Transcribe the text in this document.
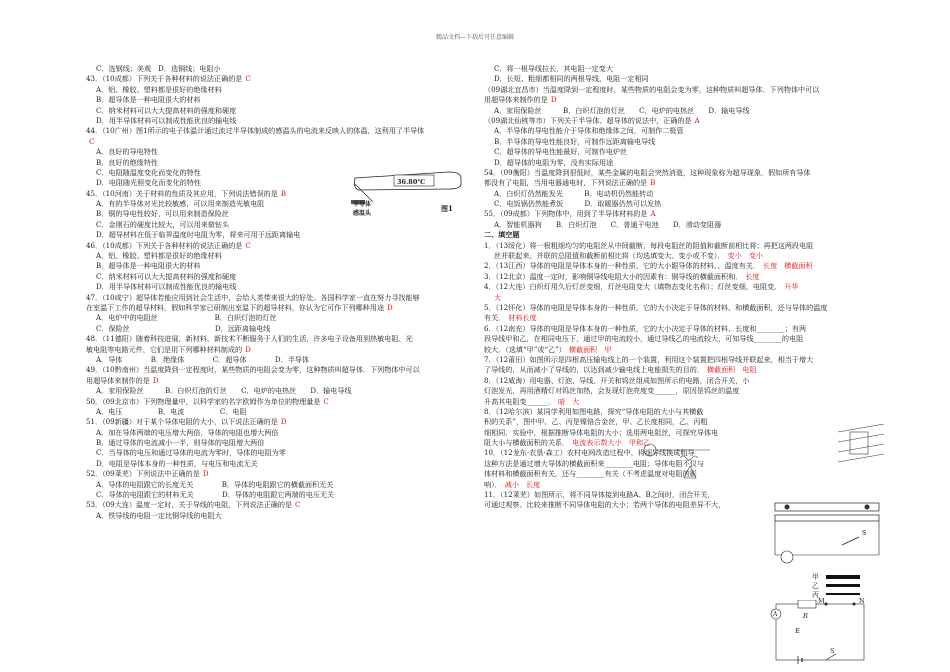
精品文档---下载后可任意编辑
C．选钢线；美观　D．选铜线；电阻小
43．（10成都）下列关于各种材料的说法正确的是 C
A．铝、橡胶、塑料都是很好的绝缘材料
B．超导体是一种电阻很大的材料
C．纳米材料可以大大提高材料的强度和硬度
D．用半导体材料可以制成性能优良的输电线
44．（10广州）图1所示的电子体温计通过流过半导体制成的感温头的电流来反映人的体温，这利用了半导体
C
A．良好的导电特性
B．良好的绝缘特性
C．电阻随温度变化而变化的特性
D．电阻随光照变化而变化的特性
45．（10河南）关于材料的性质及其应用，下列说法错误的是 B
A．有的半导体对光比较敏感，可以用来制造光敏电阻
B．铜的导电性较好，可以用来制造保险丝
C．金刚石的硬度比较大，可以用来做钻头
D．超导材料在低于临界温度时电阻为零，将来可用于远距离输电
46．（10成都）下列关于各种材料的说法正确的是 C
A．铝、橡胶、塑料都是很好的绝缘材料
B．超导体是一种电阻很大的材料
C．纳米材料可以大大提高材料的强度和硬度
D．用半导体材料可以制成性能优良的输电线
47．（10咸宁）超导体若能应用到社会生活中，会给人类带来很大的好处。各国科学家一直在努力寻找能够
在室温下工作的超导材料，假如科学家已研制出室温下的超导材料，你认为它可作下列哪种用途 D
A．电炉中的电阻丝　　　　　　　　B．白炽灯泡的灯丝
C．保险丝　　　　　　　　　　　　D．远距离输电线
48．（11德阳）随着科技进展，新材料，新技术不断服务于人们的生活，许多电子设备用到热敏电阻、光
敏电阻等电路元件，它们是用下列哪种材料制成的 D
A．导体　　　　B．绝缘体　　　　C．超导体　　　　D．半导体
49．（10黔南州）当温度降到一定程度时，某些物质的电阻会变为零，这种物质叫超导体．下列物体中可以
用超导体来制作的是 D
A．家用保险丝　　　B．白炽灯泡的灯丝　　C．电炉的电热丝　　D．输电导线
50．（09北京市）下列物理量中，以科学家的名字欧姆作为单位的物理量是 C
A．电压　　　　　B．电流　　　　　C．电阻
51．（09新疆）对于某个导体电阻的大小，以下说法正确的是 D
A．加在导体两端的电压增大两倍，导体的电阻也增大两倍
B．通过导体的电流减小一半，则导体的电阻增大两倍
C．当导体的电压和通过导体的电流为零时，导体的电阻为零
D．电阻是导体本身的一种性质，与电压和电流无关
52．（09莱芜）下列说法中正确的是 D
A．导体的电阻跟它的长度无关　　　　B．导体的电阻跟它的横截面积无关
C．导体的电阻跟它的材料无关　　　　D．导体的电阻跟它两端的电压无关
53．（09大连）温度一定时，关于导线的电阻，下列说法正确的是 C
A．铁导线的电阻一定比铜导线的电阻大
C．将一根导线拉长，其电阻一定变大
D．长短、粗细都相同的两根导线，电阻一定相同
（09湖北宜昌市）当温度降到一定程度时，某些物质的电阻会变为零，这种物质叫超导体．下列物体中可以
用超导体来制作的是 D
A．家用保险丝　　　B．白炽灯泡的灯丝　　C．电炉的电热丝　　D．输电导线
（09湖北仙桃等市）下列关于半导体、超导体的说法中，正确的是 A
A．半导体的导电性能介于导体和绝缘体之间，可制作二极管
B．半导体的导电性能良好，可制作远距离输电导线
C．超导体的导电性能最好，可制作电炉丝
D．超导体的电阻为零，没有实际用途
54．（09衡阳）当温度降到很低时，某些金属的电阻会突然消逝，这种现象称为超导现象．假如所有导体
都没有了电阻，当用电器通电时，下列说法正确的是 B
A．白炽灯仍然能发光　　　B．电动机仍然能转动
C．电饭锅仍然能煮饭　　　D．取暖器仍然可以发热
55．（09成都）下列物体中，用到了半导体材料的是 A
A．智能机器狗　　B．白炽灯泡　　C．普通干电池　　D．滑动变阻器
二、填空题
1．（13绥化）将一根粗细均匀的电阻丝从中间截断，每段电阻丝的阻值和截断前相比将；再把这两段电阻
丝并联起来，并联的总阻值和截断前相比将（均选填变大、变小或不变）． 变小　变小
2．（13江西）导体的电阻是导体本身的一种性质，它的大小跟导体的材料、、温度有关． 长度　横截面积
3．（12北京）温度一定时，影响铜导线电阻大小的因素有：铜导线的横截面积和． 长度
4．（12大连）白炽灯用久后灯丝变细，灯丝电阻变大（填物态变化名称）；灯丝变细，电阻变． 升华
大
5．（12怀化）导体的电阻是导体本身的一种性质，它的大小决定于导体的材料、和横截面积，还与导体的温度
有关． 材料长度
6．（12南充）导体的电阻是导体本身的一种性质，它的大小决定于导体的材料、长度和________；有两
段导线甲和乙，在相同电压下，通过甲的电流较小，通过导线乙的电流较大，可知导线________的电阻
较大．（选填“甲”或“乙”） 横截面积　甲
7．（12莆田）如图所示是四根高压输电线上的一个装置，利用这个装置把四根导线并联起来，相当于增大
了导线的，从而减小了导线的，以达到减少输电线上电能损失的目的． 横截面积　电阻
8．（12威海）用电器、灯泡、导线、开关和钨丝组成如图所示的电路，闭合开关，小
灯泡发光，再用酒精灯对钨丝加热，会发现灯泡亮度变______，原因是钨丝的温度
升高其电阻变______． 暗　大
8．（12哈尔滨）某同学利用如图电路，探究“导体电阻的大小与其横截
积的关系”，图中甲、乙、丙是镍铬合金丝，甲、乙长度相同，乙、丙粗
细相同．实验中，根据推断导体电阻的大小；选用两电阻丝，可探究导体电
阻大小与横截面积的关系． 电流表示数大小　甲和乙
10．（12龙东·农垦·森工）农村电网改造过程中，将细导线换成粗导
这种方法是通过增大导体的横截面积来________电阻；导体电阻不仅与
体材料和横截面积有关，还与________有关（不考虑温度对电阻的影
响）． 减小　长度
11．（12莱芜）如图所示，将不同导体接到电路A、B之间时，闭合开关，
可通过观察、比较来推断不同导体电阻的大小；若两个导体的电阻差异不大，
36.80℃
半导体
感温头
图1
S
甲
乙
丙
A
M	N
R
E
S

-.-.-

Go through the entries above and copy every line containing "下列说法正确的是".

> ANSWER TO THIS EXERCISE:
53．（09大连）温度一定时，关于导线的电阻，下列说法正确的是 C
都没有了电阻，当用电器通电时，下列说法正确的是 B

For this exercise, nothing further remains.